#### Stated task:
Pick out every line with the word "августа" and copy it.

#### Data extract:
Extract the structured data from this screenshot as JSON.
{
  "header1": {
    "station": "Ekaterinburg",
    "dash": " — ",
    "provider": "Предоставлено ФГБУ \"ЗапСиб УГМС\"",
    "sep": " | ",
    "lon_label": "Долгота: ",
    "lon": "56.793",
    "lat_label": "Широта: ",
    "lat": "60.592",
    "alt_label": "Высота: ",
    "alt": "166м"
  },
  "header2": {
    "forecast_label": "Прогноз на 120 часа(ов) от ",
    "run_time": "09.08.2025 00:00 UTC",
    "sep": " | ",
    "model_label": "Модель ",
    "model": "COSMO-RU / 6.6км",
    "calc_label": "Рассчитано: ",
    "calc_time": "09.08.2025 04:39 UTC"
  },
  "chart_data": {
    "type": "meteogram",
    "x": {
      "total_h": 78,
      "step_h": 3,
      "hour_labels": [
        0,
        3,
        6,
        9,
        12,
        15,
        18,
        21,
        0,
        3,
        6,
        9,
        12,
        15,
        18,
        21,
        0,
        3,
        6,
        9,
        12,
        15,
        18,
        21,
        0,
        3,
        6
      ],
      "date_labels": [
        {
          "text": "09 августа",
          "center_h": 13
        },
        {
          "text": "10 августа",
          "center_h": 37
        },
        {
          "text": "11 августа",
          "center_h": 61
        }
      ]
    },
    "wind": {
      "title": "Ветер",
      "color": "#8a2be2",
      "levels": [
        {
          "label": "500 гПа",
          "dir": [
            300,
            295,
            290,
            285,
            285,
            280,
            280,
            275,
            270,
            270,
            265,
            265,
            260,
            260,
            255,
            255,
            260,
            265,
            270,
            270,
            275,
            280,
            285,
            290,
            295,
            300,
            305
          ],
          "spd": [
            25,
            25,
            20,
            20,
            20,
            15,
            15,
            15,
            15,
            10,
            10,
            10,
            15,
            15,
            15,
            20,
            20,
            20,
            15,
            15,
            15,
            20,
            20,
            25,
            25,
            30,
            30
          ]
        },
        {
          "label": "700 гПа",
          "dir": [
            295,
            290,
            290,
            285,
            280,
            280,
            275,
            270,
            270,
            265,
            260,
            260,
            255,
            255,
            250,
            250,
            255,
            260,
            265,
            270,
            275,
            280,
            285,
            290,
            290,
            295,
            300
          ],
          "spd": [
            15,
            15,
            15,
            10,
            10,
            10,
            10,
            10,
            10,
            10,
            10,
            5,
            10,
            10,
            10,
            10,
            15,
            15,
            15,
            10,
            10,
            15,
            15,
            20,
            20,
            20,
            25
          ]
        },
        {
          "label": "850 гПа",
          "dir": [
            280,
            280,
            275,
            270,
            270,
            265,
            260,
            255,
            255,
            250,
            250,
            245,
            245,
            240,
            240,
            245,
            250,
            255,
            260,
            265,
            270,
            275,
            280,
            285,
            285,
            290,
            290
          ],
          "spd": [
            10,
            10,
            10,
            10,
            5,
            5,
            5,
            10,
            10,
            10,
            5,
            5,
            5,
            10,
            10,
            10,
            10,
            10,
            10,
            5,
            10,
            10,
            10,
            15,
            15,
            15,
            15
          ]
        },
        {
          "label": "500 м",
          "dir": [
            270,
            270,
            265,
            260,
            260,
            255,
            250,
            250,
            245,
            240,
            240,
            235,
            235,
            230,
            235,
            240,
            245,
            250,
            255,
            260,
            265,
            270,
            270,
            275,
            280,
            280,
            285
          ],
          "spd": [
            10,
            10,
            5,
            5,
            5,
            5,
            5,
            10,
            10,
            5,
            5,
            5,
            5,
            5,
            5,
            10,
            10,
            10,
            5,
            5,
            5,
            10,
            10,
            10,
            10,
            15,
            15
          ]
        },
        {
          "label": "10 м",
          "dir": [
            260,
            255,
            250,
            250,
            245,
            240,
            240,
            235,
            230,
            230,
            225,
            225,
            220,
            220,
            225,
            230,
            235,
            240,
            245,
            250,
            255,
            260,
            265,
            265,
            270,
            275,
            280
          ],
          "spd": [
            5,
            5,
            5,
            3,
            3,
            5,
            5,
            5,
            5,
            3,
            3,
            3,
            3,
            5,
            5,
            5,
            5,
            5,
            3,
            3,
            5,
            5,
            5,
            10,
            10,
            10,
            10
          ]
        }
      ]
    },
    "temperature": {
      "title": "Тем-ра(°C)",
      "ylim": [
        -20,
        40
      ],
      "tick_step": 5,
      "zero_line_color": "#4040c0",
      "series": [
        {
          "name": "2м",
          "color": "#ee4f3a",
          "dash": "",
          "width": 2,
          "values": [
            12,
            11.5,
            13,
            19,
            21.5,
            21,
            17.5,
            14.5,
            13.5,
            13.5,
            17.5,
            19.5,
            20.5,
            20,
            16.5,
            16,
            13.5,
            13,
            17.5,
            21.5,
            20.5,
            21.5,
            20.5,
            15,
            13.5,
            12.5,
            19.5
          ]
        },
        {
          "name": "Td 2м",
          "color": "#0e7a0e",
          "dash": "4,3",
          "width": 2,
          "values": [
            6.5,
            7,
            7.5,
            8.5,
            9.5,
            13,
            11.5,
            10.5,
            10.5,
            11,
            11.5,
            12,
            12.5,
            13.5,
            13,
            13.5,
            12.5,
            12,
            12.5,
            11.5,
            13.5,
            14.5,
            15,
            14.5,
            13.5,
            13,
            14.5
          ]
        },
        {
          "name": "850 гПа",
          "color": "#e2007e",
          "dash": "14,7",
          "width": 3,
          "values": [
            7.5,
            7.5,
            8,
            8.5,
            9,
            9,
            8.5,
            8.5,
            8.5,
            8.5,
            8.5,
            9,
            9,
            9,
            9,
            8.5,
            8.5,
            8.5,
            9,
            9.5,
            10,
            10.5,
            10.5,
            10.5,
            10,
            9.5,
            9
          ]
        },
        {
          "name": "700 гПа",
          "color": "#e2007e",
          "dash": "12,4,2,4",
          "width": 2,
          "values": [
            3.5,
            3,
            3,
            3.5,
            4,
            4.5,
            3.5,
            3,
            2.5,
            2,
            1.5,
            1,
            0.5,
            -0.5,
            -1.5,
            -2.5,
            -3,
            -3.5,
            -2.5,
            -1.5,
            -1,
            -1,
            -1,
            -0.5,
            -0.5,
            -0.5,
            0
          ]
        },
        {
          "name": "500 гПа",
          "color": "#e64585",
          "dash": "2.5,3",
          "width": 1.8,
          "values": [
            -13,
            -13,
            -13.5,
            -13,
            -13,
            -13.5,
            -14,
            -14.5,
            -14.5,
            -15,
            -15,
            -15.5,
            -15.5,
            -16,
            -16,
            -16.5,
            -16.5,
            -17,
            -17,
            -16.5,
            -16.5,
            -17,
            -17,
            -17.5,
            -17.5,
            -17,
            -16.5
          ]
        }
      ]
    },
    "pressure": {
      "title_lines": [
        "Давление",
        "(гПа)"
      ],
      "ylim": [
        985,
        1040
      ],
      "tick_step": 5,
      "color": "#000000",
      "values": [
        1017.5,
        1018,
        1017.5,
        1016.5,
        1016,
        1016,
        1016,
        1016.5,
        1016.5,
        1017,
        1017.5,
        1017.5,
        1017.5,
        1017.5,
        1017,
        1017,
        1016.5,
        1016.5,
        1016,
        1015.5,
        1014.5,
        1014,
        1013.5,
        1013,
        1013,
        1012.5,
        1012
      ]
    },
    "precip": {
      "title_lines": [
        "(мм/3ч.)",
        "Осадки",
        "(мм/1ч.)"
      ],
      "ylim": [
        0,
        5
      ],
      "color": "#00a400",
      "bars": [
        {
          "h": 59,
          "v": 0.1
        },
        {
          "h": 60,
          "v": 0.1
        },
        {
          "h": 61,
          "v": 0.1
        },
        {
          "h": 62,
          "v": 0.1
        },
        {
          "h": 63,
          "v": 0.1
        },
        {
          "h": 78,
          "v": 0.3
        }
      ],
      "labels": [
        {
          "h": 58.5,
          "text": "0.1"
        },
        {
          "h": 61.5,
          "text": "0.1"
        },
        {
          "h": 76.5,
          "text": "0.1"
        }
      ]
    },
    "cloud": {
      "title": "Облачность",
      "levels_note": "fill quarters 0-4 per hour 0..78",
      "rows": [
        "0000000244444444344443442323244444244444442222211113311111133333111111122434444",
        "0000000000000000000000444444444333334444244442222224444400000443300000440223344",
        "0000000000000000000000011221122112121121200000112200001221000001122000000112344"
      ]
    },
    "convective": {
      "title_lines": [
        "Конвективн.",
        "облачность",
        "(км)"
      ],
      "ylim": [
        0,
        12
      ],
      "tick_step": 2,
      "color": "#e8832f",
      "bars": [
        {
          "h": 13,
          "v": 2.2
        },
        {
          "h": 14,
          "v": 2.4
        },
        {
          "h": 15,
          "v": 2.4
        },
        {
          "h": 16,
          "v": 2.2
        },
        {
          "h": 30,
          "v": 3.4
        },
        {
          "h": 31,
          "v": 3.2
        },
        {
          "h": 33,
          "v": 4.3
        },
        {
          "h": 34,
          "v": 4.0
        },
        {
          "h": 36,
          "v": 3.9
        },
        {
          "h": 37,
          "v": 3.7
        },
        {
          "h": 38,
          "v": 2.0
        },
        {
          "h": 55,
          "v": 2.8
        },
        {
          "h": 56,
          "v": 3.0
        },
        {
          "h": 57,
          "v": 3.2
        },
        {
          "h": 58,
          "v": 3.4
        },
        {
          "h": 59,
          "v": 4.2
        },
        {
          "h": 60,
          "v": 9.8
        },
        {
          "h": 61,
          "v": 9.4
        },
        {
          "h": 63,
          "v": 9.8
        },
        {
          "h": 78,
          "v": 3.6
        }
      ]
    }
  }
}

#### Exercise output:
          "text": "09 августа",
          "text": "10 августа",
          "text": "11 августа",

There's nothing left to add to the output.